Figure dataset records
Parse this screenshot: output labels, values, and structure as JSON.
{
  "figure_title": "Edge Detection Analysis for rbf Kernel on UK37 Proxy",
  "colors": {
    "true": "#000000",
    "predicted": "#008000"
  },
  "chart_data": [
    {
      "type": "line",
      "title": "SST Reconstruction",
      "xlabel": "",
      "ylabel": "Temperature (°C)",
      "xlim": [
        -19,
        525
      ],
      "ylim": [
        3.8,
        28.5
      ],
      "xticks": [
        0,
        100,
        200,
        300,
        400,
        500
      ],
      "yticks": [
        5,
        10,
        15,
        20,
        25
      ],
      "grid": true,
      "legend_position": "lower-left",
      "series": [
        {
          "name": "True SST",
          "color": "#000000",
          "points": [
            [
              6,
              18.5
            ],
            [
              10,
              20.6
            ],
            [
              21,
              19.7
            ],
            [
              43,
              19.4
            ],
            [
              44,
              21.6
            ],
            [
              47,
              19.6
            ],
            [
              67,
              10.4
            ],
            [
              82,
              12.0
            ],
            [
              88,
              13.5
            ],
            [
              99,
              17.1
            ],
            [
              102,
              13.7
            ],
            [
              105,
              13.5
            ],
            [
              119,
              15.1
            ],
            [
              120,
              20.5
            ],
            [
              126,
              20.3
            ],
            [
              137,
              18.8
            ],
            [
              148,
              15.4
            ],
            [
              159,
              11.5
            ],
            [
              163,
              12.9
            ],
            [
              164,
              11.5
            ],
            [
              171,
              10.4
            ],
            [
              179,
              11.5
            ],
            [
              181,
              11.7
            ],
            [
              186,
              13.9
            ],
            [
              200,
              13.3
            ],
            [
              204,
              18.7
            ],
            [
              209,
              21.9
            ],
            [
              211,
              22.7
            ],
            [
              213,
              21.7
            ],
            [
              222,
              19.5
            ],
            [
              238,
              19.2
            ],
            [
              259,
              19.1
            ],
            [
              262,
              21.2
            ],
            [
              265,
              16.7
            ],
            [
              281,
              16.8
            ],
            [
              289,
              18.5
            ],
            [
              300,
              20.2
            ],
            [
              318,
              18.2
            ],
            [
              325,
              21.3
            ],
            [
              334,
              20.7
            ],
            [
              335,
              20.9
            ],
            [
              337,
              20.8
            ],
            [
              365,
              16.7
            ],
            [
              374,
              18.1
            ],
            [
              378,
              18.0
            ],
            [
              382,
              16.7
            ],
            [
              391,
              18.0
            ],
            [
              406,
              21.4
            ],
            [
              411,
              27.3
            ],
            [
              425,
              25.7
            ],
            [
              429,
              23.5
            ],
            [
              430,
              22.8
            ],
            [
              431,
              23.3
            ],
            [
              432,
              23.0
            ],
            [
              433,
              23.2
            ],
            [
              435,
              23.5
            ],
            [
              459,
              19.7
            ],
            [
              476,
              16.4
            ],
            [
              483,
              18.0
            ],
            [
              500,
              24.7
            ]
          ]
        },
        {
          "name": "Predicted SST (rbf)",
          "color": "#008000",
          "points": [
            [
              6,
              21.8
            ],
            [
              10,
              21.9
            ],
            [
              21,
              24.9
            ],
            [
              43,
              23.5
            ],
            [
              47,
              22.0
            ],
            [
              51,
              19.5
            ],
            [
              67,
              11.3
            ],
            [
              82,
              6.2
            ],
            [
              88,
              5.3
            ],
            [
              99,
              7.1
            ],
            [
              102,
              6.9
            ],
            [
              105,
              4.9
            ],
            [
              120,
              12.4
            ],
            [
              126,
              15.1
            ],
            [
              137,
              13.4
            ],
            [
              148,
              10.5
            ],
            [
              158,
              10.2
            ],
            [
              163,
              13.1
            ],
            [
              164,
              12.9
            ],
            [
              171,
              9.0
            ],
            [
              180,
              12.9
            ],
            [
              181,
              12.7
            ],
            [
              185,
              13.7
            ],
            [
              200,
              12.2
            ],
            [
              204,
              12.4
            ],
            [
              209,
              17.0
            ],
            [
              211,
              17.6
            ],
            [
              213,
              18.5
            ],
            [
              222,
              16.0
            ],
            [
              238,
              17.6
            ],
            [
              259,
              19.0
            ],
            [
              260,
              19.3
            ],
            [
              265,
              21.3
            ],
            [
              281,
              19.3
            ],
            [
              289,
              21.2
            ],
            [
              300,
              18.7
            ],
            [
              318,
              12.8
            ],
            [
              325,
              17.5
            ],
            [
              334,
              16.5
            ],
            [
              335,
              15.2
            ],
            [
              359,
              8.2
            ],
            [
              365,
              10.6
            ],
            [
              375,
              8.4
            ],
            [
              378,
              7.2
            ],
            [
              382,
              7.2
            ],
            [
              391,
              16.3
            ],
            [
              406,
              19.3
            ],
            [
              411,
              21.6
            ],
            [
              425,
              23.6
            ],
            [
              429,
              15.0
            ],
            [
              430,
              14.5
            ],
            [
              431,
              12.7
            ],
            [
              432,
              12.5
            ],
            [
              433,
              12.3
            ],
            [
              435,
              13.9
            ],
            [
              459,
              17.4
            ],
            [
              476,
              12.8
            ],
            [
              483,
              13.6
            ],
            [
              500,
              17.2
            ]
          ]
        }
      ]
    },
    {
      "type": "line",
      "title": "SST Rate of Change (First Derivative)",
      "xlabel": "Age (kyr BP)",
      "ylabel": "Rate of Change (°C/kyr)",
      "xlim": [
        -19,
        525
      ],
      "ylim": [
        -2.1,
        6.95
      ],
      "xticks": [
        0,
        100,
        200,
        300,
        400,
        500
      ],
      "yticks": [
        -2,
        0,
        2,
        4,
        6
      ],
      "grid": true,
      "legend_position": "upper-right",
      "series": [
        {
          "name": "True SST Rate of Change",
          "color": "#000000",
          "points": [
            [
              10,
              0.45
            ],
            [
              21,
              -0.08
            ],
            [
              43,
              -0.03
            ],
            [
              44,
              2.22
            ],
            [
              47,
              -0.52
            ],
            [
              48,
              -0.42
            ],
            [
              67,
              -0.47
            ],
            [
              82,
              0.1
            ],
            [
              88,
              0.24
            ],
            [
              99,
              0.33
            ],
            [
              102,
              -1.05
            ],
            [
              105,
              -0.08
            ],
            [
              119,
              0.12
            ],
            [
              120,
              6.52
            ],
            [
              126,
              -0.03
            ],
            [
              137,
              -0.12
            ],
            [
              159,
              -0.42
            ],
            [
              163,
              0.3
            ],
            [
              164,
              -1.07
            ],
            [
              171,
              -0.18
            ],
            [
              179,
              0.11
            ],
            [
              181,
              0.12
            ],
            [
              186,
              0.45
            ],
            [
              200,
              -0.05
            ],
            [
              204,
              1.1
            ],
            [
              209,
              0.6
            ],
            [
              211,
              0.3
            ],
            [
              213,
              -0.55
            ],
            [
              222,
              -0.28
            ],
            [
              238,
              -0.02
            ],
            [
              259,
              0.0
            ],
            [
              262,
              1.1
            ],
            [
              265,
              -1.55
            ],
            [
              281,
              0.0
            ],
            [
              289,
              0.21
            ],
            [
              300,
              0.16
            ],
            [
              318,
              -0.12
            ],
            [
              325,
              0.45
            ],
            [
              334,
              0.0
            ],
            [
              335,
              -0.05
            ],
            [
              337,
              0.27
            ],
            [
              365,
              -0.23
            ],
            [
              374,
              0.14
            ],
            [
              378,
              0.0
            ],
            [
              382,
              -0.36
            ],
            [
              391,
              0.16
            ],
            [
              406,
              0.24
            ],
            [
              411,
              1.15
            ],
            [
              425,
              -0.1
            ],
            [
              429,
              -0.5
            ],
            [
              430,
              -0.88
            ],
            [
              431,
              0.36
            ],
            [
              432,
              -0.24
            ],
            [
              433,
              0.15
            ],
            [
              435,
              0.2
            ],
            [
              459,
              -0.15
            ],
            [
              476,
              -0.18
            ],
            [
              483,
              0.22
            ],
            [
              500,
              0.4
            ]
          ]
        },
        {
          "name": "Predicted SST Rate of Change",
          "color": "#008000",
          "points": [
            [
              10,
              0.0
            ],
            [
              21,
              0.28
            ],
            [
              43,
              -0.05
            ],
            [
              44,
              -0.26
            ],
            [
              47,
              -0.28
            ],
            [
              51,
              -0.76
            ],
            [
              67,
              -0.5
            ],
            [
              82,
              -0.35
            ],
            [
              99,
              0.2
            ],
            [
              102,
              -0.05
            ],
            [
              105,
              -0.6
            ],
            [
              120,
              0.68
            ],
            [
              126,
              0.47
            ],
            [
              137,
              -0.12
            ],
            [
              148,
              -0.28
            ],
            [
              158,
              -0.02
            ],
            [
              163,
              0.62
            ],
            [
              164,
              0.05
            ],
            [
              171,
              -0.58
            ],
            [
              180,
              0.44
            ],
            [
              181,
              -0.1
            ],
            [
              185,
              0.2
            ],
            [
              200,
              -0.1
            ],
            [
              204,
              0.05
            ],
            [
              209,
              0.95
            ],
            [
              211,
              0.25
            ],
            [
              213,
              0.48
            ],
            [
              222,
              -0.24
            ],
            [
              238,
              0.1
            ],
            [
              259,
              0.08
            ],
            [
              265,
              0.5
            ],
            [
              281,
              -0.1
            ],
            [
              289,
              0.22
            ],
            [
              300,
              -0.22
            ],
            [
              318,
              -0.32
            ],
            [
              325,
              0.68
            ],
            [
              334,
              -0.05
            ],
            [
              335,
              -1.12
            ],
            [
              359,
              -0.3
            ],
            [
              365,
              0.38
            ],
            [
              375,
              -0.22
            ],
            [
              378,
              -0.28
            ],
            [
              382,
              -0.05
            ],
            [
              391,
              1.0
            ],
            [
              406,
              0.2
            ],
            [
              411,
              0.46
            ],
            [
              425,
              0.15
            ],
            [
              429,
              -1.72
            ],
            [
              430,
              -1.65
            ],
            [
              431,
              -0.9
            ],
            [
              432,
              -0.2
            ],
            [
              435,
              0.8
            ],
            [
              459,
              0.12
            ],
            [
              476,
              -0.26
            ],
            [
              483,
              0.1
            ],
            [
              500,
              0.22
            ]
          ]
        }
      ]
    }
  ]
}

> [Goal]: Report each line in the preceding entries that holds the string "ylabel".

> [Correct output]:
      "ylabel": "Temperature (°C)",
      "ylabel": "Rate of Change (°C/kyr)",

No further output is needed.